• Objective
Report only the number of lines holding "marker".

• Data rows
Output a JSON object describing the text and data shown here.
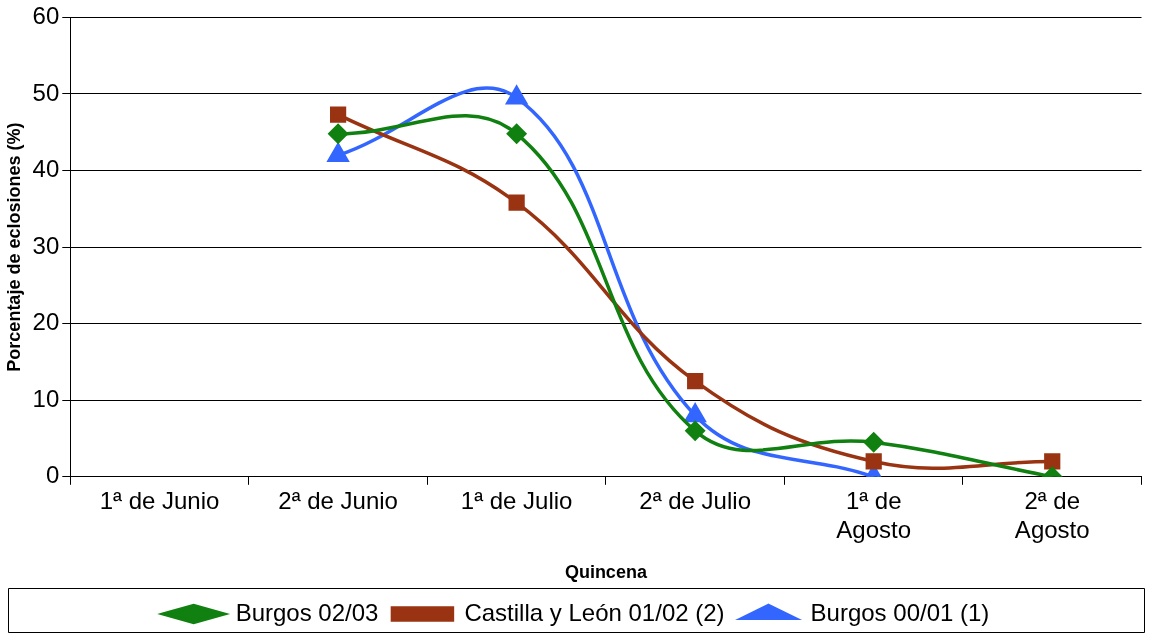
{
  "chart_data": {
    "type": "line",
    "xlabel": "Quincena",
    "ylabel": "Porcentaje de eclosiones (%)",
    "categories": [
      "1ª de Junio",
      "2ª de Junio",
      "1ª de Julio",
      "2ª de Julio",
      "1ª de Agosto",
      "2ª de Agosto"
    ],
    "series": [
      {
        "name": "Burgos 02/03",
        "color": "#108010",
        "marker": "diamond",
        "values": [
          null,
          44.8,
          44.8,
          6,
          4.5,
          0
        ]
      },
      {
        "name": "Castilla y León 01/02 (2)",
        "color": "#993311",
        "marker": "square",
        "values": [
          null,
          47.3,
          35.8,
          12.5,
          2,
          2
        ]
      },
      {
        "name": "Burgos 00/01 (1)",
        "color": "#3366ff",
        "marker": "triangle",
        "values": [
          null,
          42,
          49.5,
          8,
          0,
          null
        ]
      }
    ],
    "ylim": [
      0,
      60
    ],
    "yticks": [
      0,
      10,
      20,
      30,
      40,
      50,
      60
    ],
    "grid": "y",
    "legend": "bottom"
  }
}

...

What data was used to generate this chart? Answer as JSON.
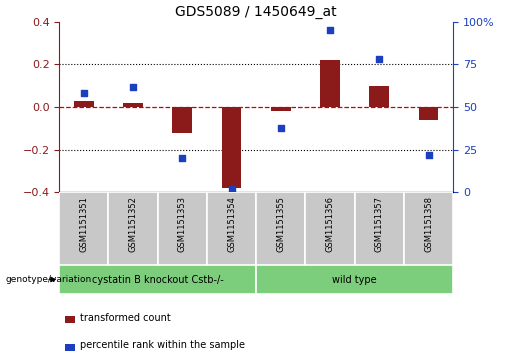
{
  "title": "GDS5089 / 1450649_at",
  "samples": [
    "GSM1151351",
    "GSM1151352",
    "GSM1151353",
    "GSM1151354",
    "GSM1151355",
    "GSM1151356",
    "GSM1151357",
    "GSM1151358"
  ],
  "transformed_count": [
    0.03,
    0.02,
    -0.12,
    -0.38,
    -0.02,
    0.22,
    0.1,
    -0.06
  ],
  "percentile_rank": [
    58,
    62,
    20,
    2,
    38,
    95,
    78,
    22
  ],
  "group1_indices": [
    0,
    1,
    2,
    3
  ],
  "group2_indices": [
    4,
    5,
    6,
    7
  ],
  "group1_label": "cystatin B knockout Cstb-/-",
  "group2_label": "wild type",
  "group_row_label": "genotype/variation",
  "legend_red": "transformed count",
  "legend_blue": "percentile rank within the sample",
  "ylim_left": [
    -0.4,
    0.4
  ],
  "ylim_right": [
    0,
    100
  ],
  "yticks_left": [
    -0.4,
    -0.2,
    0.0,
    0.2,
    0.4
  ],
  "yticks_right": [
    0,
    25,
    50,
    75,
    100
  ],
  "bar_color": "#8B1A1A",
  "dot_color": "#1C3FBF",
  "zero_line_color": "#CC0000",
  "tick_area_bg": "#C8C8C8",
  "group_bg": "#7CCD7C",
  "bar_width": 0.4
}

==

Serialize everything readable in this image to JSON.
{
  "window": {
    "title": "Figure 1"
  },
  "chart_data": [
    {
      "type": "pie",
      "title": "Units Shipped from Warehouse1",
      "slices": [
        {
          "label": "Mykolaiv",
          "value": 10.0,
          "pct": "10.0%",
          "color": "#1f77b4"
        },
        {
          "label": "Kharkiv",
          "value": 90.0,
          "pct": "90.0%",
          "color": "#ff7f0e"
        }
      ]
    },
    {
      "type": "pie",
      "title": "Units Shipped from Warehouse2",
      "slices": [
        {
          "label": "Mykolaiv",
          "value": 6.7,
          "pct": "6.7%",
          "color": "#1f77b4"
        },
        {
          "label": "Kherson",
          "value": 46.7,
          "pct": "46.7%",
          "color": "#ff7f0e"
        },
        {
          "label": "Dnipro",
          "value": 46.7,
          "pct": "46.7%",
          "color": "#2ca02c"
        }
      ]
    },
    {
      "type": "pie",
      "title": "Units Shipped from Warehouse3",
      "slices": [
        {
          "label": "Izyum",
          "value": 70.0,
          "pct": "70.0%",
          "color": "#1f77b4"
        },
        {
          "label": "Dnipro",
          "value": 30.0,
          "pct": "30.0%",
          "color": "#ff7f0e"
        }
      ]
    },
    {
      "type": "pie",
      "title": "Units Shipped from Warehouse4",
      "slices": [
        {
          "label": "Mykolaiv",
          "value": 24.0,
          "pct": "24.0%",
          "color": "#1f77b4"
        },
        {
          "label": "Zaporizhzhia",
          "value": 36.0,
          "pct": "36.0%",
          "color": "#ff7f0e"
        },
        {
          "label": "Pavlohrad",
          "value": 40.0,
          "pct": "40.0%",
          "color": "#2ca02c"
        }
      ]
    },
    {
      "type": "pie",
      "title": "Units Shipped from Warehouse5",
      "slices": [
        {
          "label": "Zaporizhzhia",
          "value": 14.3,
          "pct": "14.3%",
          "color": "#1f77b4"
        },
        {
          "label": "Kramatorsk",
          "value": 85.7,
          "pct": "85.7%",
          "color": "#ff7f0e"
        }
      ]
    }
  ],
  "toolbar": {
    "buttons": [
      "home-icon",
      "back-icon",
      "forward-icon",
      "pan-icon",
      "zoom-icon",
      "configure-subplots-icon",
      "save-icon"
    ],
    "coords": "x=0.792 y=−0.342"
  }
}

• Answer
3